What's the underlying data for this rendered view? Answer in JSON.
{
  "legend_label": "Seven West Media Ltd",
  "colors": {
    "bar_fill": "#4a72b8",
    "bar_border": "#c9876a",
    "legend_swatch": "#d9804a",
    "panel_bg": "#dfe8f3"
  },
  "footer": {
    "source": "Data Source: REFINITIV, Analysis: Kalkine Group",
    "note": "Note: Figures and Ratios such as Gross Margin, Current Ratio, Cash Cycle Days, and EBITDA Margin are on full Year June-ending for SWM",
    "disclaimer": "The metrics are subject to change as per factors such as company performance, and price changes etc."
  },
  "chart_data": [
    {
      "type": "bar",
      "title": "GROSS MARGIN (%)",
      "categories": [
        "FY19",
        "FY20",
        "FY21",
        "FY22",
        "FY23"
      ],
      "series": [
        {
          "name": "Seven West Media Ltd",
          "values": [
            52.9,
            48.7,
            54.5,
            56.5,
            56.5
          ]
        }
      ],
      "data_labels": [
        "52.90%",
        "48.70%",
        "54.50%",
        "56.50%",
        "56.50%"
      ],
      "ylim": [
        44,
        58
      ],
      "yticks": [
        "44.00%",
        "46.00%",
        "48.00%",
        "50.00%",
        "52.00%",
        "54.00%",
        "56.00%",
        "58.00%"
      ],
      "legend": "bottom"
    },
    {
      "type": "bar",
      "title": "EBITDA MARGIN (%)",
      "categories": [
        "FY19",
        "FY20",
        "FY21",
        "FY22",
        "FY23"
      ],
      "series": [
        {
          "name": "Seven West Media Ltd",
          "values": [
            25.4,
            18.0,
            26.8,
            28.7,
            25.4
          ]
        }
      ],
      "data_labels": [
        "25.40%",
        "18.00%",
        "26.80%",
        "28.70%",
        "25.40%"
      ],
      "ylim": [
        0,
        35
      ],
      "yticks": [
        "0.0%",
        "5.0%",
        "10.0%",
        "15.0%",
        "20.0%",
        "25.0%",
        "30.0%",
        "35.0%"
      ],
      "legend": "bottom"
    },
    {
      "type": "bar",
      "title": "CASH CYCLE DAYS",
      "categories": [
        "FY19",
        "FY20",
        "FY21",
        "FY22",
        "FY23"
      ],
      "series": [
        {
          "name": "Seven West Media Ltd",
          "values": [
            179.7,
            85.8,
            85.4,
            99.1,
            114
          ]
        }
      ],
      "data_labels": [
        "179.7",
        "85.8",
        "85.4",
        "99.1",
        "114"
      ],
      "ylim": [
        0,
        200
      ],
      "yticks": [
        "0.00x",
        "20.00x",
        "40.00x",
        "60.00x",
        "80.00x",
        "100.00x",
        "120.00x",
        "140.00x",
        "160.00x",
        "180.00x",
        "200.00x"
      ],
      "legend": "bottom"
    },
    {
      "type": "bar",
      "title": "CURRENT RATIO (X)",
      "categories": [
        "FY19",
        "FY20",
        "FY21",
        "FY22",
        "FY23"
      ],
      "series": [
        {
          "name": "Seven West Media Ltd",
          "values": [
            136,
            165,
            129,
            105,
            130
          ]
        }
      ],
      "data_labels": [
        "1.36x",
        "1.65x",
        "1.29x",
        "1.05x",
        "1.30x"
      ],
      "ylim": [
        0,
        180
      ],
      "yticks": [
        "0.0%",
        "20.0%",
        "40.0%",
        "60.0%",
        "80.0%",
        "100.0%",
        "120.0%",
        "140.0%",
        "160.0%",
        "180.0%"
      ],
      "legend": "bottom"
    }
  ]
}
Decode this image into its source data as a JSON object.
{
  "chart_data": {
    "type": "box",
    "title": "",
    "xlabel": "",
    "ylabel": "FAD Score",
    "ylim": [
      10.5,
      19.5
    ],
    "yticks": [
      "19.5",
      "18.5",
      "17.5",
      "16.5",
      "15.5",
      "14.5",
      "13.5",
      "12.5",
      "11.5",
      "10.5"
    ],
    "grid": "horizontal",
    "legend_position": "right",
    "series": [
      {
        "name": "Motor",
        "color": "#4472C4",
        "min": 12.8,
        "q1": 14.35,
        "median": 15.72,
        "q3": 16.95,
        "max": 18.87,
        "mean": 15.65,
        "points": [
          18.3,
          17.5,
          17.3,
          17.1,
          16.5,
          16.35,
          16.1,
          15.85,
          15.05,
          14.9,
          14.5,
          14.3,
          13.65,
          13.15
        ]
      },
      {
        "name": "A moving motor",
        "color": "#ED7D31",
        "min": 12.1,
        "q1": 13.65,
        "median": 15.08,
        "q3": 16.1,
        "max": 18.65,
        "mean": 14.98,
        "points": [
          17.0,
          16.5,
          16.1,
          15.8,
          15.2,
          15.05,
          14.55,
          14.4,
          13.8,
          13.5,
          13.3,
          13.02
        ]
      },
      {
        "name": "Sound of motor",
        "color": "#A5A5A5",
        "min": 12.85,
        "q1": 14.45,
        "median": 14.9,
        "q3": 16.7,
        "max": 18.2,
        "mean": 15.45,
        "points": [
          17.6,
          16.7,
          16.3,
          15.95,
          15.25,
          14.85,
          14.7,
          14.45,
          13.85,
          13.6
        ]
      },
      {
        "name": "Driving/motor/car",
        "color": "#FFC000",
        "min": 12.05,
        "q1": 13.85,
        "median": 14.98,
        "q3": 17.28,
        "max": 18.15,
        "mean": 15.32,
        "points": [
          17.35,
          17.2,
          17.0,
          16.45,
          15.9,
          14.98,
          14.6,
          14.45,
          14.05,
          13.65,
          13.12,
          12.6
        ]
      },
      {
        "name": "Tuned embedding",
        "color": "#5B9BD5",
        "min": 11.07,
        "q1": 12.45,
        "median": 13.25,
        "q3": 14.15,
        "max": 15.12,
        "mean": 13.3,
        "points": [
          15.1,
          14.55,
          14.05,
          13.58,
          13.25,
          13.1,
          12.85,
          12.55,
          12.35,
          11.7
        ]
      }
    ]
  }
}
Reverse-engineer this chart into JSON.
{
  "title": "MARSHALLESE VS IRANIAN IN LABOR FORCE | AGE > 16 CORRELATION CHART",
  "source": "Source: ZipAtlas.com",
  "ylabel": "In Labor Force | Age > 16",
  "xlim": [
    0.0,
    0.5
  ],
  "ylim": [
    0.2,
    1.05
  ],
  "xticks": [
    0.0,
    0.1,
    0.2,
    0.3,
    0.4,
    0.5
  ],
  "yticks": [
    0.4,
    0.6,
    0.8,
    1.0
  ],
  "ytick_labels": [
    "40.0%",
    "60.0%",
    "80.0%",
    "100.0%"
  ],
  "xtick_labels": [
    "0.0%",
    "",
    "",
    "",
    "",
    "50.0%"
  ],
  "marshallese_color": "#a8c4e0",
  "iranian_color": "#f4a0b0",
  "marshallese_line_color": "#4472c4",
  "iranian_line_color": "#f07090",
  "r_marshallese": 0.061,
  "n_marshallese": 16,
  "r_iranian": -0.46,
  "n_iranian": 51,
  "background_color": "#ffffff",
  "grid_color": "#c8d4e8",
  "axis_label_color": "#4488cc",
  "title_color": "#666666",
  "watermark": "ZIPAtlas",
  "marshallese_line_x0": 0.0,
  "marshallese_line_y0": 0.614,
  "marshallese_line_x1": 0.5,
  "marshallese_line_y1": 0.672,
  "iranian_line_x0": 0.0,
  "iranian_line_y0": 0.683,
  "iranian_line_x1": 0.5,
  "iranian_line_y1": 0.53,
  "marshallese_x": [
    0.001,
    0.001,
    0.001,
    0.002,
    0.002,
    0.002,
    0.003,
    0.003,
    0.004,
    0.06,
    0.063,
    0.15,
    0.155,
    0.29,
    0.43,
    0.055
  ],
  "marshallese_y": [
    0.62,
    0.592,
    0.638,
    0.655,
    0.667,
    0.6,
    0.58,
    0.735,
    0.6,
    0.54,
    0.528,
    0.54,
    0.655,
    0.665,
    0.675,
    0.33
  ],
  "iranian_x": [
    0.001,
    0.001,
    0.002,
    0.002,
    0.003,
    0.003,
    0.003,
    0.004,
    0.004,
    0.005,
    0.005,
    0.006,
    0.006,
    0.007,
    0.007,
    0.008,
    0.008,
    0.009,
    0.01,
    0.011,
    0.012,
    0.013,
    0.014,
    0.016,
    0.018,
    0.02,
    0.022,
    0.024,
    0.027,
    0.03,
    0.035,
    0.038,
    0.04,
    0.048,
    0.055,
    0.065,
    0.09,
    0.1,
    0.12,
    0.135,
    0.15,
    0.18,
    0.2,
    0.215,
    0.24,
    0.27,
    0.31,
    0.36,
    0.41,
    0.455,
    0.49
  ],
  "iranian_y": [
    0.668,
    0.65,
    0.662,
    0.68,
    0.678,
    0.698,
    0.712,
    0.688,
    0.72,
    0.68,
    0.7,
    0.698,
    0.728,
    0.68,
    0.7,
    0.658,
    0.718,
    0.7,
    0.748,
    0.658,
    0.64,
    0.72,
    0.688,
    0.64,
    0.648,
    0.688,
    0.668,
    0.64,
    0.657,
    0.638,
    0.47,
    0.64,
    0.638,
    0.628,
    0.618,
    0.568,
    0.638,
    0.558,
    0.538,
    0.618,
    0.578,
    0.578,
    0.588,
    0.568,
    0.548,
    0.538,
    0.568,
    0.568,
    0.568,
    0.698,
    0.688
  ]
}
━━━━━━━━━━━━━━━━━━━━━━━━━━━━━━
Provide the count, and nothing else, of lines in the data above where the word "into" occurs.

→ **Result of this task**
2